• [Listed entries]:
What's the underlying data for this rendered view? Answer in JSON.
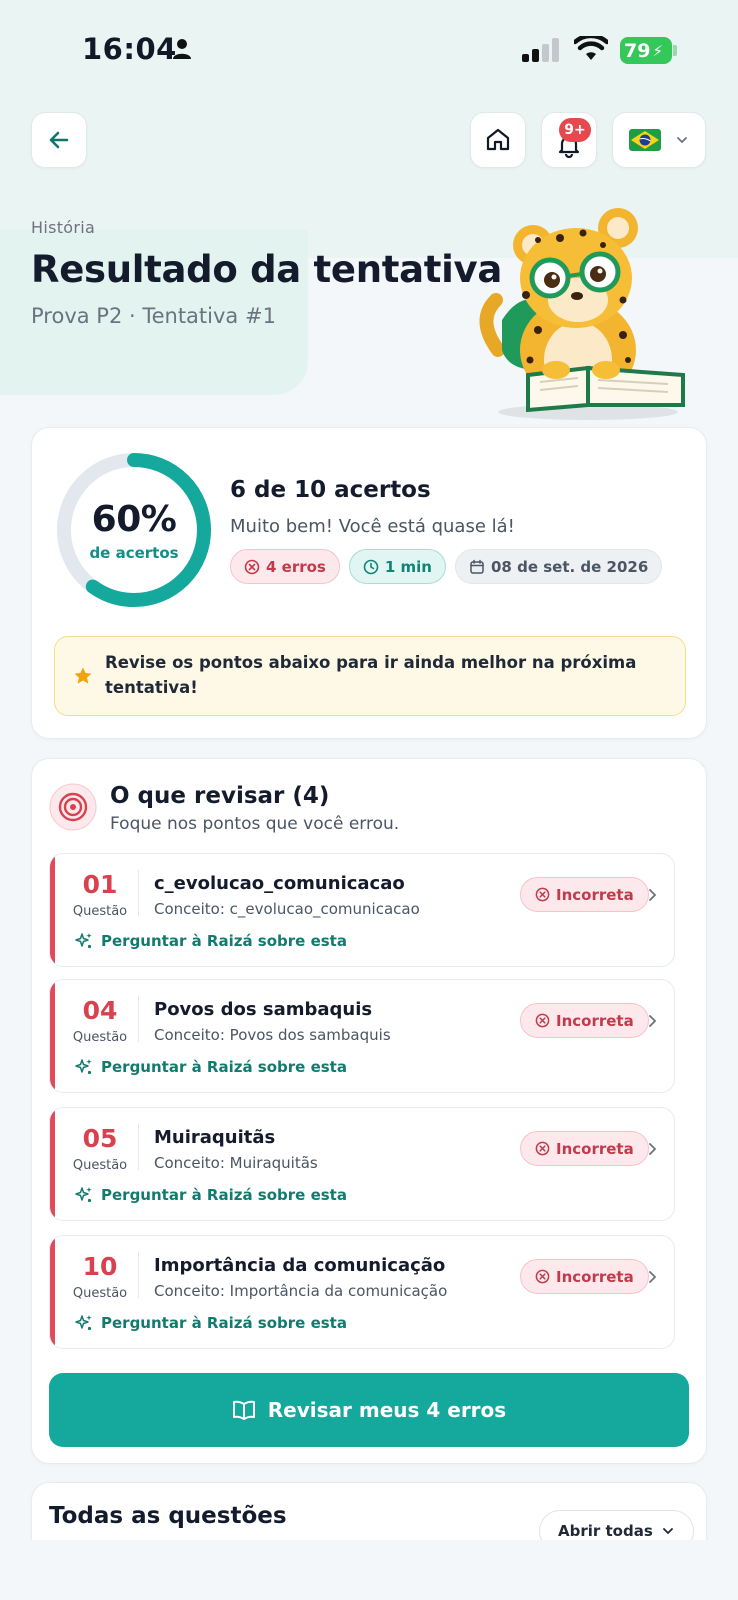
{
  "status_bar": {
    "time": "16:04",
    "battery": "79",
    "icons": [
      "person-icon",
      "signal-icon",
      "wifi-icon",
      "battery-icon"
    ]
  },
  "header": {
    "back_icon": "arrow-left-icon",
    "home_icon": "home-icon",
    "bell_icon": "bell-icon",
    "notifications_badge": "9+",
    "language_flag": "brazil-flag-icon"
  },
  "page": {
    "subject": "História",
    "title": "Resultado da tentativa",
    "subtitle": "Prova P2 · Tentativa #1"
  },
  "score": {
    "percent_text": "60%",
    "percent_value": 0.6,
    "percent_label": "de acertos",
    "title": "6 de 10 acertos",
    "message": "Muito bem! Você está quase lá!",
    "chips": {
      "errors": "4 erros",
      "time": "1 min",
      "date": "08 de set. de 2026"
    },
    "tip": "Revise os pontos abaixo para ir ainda melhor na próxima tentativa!"
  },
  "review": {
    "title": "O que revisar (4)",
    "subtitle": "Foque nos pontos que você errou.",
    "number_label": "Questão",
    "ask_label": "Perguntar à Raizá sobre esta",
    "status_label": "Incorreta",
    "items": [
      {
        "number": "01",
        "title": "c_evolucao_comunicacao",
        "concept": "Conceito: c_evolucao_comunicacao"
      },
      {
        "number": "04",
        "title": "Povos dos sambaquis",
        "concept": "Conceito: Povos dos sambaquis"
      },
      {
        "number": "05",
        "title": "Muiraquitãs",
        "concept": "Conceito: Muiraquitãs"
      },
      {
        "number": "10",
        "title": "Importância da comunicação",
        "concept": "Conceito: Importância da comunicação"
      }
    ],
    "cta": "Revisar meus 4 erros"
  },
  "all_questions": {
    "title": "Todas as questões",
    "open_all": "Abrir todas"
  },
  "colors": {
    "accent": "#14a99c",
    "error": "#d9414f",
    "background": "#f3f7f9"
  }
}
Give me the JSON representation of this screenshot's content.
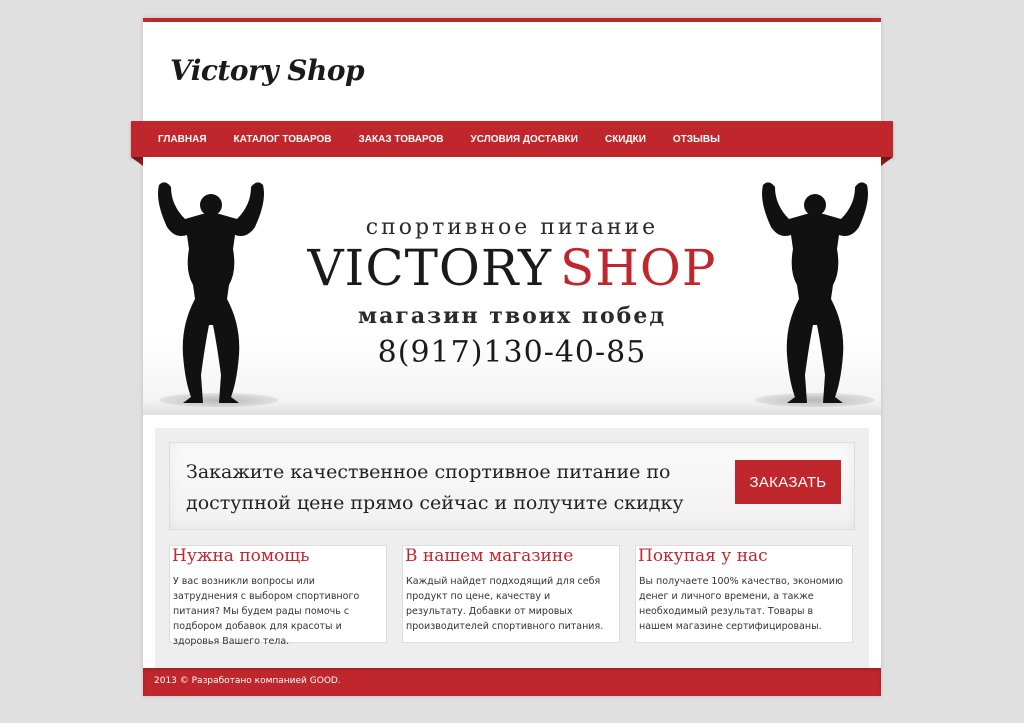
{
  "site": {
    "logo": "Victory Shop",
    "accent_color": "#c0272d"
  },
  "nav": {
    "items": [
      "ГЛАВНАЯ",
      "КАТАЛОГ ТОВАРОВ",
      "ЗАКАЗ ТОВАРОВ",
      "УСЛОВИЯ ДОСТАВКИ",
      "СКИДКИ",
      "ОТЗЫВЫ"
    ]
  },
  "banner": {
    "subtitle": "спортивное питание",
    "title_part1": "VICTORY",
    "title_part2": "SHOP",
    "tagline": "магазин твоих побед",
    "phone": "8(917)130-40-85",
    "icon": "bodybuilder-silhouette"
  },
  "cta": {
    "text": "Закажите качественное спортивное питание по доступной цене прямо сейчас и получите скидку",
    "button_label": "ЗАКАЗАТЬ"
  },
  "columns": [
    {
      "title": "Нужна помощь",
      "text": "У вас возникли вопросы или затруднения с выбором спортивного питания? Мы будем рады помочь с подбором добавок для красоты и здоровья Вашего тела."
    },
    {
      "title": "В нашем магазине",
      "text": "Каждый найдет подходящий для себя продукт по цене, качеству и результату. Добавки от мировых производителей спортивного питания."
    },
    {
      "title": "Покупая у нас",
      "text": "Вы получаете 100% качество, экономию денег и личного времени, а также необходимый результат. Товары в нашем магазине сертифицированы."
    }
  ],
  "footer": {
    "text": "2013 © Разработано компанией GOOD."
  }
}
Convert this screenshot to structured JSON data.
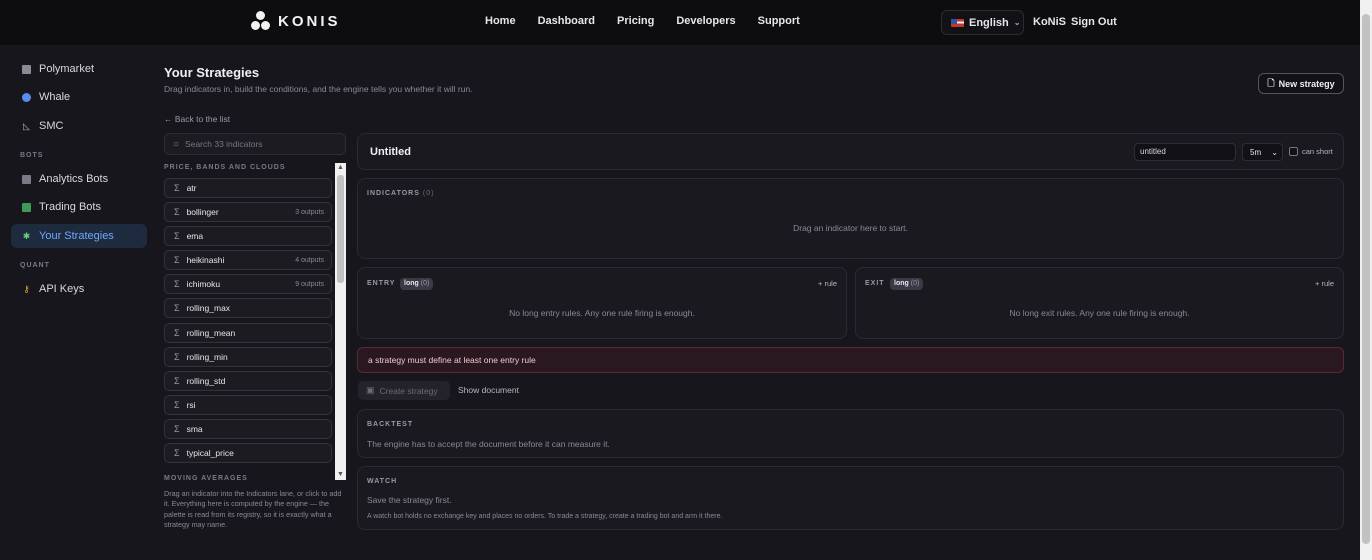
{
  "topbar": {
    "logo_text": "KONIS",
    "nav": [
      "Home",
      "Dashboard",
      "Pricing",
      "Developers",
      "Support"
    ],
    "language": "English",
    "user": "KoNiS",
    "sign_out": "Sign Out"
  },
  "sidebar": {
    "items_top": [
      {
        "label": "Polymarket",
        "icon": "polymarket-icon"
      },
      {
        "label": "Whale",
        "icon": "whale-icon"
      },
      {
        "label": "SMC",
        "icon": "smc-icon"
      }
    ],
    "section_bots": "BOTS",
    "items_bots": [
      {
        "label": "Analytics Bots",
        "icon": "analytics-icon"
      },
      {
        "label": "Trading Bots",
        "icon": "trading-icon"
      },
      {
        "label": "Your Strategies",
        "icon": "puzzle-icon",
        "active": true
      }
    ],
    "section_quant": "QUANT",
    "items_quant": [
      {
        "label": "API Keys",
        "icon": "key-icon"
      }
    ]
  },
  "header": {
    "title": "Your Strategies",
    "subtitle": "Drag indicators in, build the conditions, and the engine tells you whether it will run.",
    "back": "← Back to the list",
    "new_strategy": "New strategy"
  },
  "palette": {
    "search_placeholder": "Search 33 indicators",
    "group1": "PRICE, BANDS AND CLOUDS",
    "indicators": [
      {
        "name": "atr",
        "outputs": ""
      },
      {
        "name": "bollinger",
        "outputs": "3 outputs"
      },
      {
        "name": "ema",
        "outputs": ""
      },
      {
        "name": "heikinashi",
        "outputs": "4 outputs"
      },
      {
        "name": "ichimoku",
        "outputs": "9 outputs"
      },
      {
        "name": "rolling_max",
        "outputs": ""
      },
      {
        "name": "rolling_mean",
        "outputs": ""
      },
      {
        "name": "rolling_min",
        "outputs": ""
      },
      {
        "name": "rolling_std",
        "outputs": ""
      },
      {
        "name": "rsi",
        "outputs": ""
      },
      {
        "name": "sma",
        "outputs": ""
      },
      {
        "name": "typical_price",
        "outputs": ""
      }
    ],
    "group2": "MOVING AVERAGES",
    "note": "Drag an indicator into the Indicators lane, or click to add it. Everything here is computed by the engine — the palette is read from its registry, so it is exactly what a strategy may name."
  },
  "editor": {
    "name": "Untitled",
    "name_input": "untitled",
    "timeframe": "5m",
    "can_short": "can short",
    "indicators_label": "INDICATORS",
    "indicators_count": "(0)",
    "indicators_empty": "Drag an indicator here to start.",
    "entry_label": "ENTRY",
    "exit_label": "EXIT",
    "side_pill": "long",
    "side_count": "(0)",
    "add_rule": "+ rule",
    "entry_empty": "No long entry rules. Any one rule firing is enough.",
    "exit_empty": "No long exit rules. Any one rule firing is enough.",
    "error": "a strategy must define at least one entry rule",
    "create": "Create strategy",
    "show_document": "Show document",
    "backtest_label": "BACKTEST",
    "backtest_text": "The engine has to accept the document before it can measure it.",
    "watch_label": "WATCH",
    "watch_text": "Save the strategy first.",
    "watch_note": "A watch bot holds no exchange key and places no orders. To trade a strategy, create a trading bot and arm it there."
  }
}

• [Task description]:
Extract all lines containing the word "Strategies".

• [Exercise output]:
        "label": "Your Strategies",
    "title": "Your Strategies",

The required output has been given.